▶ **Source text**
Small California Fund Companies Collaborate to Attract New Assets

Starting a mutual fund from scratch can be a trying experience, especially for a former portfolio manager with limited funds and virtually no marketing experience.

For Nicholas Gerber, it meant cold-calling hundreds of financial intermediaries each month and handling all the day-to-day operations of his fund, while keeping costs at a bare minimum and trying to develop an outstanding performance record.

"I'm quite sick of the cold calling," said Gerber from his home-based office in Moraga, Calif., a suburb of San Francisco. "In three years, I've contacted 6,000 people and now we have a mailing list of about 500 (investors and financial advisors). It's not mass marketing. It's head to head."

Gerber started his fund, called AmeriStock, in 1995. But the first breakthrough did not occur until late last year, when assets topped $25 million and AmeriStock's track record became eligible for review by the financial services rating agencies. If there was one thing AmeriStock had, it was performance. The fund, which invests in Blue Chip stocks, returned a total of more than 75 percent to investors in the three years from 1996 through 1998, putting it at the top of its peer group. Since September 1998, when AmeriStock first hit the charts, it has been rated a five-star fund by Morningstar each month, drawing AmeriStock some mention in national financial publications.

Now, Gerber is hoping to take his fund to the next level with the help of other mutual fund entrepreneurs like himself in the San Francisco Bay Area. A few months ago, Gerber, through a representative of Ameristock's custodial firm, Fifth Third Bank, was introduced to another mutual fund founder also working out of his home, Mike Boyle of the Boyle Fund, based in San Francisco.

"He (Howard Kaplan, the Fifth Third rep) said he knew of a larger investment group in Ohio that was getting together to discuss issues and that it seemed to be helping individuals there," said Gerber.

After Boyle and Gerber met, a third person, Linda Pie, who runs the Women's Equity Mutual Fund, joined them. Within a few weeks, five founders of mutual funds had found one another. The other two group members are Tom Thurlow, whose Thurlow Fund is based in Palo Alto and Malcom Fobes, who runs the Berkshire Capital Growth Fund, based in San Jose.

Now, each month, the entrepreneurs get together to discuss day-to-day operations, either at one of the group member's homes, over lemonade or iced tea at mid-day or ordered-in lunch. Or, they go out to dinner or lunch.

"We compare and contrast notes," said Gerber. "We give each other a little bit of support and help each other find resources like a good printer or lawyer .. and how to comply with this or that SEC ruling."

"It's fun to get together with like kindred spirits and to talk to people who say: `Don't you hate people who ask what the hottest stock is?'" says Gerber.

A typical get-together starts with a discussion of the status of each fund. Then the group focuses on a specific question. For example, a recent meeting was to take up consideration of Thurlow's hope to switch transfer and pricing agent services. Participants planned to share research they had done on the subject.

For another session soon, the group expected to invite a public relations consultant who had contacted one group member to offer her services.

▶ **Required action 1**
Translate this sentence from the mutual fund article into Spanish: "Gerber started his fund, called AmeriStock, in 1995."
▶ **Required action 2**
Decide whether each statement agrees with the mutual fund article. Answer yes or no for each, and quote the words of the article that settle it.
(a) The fund founders meet once a month.
(b) Nicholas Gerber works from an office in San Jose.
(c) Linda Pie runs the Boyle Fund.
▶ **Required action 3**
Write the next paragraph of the mutual fund article, following its final sentence.
The records have no connection to the mutual fund article.

▶ **Information shown**
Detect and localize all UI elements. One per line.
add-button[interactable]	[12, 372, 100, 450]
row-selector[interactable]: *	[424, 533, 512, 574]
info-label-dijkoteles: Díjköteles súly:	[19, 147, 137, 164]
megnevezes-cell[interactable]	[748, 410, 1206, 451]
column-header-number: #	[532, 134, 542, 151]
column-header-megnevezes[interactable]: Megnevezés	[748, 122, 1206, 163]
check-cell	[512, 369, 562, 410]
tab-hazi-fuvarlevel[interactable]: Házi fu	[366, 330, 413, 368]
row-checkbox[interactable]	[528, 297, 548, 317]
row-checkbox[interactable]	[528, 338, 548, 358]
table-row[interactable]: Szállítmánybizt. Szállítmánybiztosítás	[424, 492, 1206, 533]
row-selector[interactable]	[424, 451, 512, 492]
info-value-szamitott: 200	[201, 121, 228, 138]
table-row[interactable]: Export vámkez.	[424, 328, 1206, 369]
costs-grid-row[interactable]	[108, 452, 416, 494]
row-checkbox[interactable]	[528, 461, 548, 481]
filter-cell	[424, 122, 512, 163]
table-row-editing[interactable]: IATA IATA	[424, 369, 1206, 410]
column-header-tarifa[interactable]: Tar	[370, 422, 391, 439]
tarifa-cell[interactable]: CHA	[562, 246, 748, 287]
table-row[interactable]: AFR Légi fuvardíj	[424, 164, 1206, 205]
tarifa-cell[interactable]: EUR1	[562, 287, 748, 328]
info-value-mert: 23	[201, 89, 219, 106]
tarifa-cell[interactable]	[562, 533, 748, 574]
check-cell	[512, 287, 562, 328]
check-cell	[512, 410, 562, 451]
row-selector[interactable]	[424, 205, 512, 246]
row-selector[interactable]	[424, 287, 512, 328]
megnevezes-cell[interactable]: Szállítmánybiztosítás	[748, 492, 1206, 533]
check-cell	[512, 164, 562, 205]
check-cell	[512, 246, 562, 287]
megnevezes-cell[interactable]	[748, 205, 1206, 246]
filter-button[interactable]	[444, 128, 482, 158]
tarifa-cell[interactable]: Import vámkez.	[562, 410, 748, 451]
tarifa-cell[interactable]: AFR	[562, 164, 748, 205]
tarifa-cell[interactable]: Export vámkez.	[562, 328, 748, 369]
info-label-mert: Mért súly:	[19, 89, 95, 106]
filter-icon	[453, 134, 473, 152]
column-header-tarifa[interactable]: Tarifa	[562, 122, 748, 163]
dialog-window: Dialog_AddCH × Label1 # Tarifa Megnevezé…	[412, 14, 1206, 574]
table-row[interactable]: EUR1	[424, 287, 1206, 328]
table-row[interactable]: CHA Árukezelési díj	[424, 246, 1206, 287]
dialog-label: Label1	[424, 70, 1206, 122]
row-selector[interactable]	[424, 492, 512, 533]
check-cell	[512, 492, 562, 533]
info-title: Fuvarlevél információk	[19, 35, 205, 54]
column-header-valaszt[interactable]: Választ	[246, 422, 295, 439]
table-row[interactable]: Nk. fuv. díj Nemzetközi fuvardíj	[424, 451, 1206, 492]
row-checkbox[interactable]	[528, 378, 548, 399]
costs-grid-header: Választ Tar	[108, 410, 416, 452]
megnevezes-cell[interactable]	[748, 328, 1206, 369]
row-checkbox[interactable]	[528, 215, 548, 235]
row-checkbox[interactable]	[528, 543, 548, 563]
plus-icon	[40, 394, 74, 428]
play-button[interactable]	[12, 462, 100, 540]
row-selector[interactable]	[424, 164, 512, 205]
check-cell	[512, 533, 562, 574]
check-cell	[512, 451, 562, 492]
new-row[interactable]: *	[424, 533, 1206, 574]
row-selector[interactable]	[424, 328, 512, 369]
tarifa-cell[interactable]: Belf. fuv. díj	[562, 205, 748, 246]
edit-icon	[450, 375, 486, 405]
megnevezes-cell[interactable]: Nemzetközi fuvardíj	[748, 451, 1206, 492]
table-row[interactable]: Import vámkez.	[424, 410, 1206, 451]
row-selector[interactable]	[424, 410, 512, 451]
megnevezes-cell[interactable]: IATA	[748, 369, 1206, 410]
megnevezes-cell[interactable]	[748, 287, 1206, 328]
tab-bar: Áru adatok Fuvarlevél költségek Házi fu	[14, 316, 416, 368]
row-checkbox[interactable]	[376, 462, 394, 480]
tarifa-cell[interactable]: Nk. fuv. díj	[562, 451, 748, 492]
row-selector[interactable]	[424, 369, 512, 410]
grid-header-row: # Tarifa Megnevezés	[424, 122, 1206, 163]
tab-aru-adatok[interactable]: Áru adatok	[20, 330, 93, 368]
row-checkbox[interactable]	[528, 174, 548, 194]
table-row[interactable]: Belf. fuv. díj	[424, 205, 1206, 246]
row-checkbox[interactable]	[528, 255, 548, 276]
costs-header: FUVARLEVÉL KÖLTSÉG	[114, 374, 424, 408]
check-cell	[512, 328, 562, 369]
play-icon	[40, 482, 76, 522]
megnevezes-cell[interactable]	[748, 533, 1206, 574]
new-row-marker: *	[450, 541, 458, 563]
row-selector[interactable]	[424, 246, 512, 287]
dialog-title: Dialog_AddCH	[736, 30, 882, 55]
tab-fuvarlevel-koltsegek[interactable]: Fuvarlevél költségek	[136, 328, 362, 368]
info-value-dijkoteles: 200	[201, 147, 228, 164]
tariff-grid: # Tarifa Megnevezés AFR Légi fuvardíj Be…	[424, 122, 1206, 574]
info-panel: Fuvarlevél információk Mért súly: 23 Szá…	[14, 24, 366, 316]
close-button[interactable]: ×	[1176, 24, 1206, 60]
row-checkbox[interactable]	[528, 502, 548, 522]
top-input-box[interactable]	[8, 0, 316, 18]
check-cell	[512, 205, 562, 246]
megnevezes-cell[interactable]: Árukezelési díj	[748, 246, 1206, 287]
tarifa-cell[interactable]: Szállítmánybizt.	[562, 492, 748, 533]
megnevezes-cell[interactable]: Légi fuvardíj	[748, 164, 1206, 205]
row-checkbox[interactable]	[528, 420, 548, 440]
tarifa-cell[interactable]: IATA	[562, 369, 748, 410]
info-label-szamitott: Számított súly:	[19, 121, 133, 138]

▶ **Written answer 1**
Gerber fundó su fondo, llamado AmeriStock, en 1995.

▶ **Written answer 2**
(a) Yes: "Now, each month, the entrepreneurs get together to discuss day-to-day operations"
(b) No: "said Gerber from his home-based office in Moraga, Calif., a suburb of San Francisco"
(c) No: "Linda Pie, who runs the Women's Equity Mutual Fund"

▶ **Written answer 3**
By far, how to conduct effective public relations and marketing with minimal budgets is the overriding concern of the group and the areas in which the members feel they can most be helpful to each other. Even though each has had some measure of success commanding some public attention, they all look to the group for ideas and support.

Pie, whose fund invests in companies with friendly policies towards women and has about $5 million in assets, is the only member of the group who operates in an office outside her home, in San Francisco. Hers is the only fund that has been included in Charles Schwab's supermarket of funds.

Boyle's $2 million fund, started in 1998, focuses on California-based technology, financial services and pharmaceutical firms. Boyle's marketing efforts are limited to a direct-mail campaign and word-of-mouth.

Thurlow, who invests primarily in stock options and has about $1 million under management, is called "the gunslinger in the group," by Fobes because of his propensity to invest in relatively risky vehicles. Thurlow has tried to market himself at financial services trade shows and by subscribing to two companies that circulate financial press releases.

So far, cooperative efforts between the group members have included Gerber and Thurlow purchasing booth space at a financial planning seminar sponsored by a local newspaper.

The group is now considering jointly sponsoring a seminar for local investment advisers.

"We have very different investment discliplines, so that's a marketing effort that we could do jointly," said Gerber.

Even Fobes however, anticipating a potential marketing windfall, expects the group will be able to assist him in his good fortune, should it materialize. Fobes' fund, which invests in 20 stocks, with a "bias toward large cap technology companies in the Silicon Valley," could enjoy a major boost in sales if, as he has been informed, his fund is featured as Rookie Fund of the Year in Mutual Funds Magazine. The fund had a 104-percent gain in 1998, the fund's first full calendar year.

The higher profile could, however, not only bring in assets but it could also present him with logistical problems. So, Fobes said he will be relying on the other group members to help him figure out how to handle a deluge of phone calls, if they come.